What is needed
Filter this data down to the lines that hold "Gyrelocs", and copy them.

Figure collection entries:

━━━━

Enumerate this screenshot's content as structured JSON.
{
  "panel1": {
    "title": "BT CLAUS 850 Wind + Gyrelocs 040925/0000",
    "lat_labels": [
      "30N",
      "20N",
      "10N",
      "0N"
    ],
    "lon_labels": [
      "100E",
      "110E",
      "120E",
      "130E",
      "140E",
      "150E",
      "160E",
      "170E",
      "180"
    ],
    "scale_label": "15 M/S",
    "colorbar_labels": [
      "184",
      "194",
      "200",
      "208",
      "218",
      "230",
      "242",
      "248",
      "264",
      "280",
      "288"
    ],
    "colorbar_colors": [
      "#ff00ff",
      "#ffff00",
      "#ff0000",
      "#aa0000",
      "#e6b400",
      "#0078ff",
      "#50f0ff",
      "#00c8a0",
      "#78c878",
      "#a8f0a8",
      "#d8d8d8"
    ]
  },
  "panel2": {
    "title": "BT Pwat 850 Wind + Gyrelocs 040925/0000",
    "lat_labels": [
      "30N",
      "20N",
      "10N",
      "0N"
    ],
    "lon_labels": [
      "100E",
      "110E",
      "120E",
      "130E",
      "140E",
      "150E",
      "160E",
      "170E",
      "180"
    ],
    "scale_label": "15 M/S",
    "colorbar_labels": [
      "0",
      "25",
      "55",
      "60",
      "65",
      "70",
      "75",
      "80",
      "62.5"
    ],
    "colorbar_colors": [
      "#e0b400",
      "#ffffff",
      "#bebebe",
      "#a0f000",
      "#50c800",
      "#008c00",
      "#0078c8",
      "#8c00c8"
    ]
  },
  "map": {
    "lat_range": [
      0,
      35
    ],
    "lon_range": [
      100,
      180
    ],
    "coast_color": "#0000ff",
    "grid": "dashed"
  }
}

━━━━

Result for this exercise
    "title": "BT CLAUS 850 Wind + Gyrelocs 040925/0000",
    "title": "BT Pwat 850 Wind + Gyrelocs 040925/0000",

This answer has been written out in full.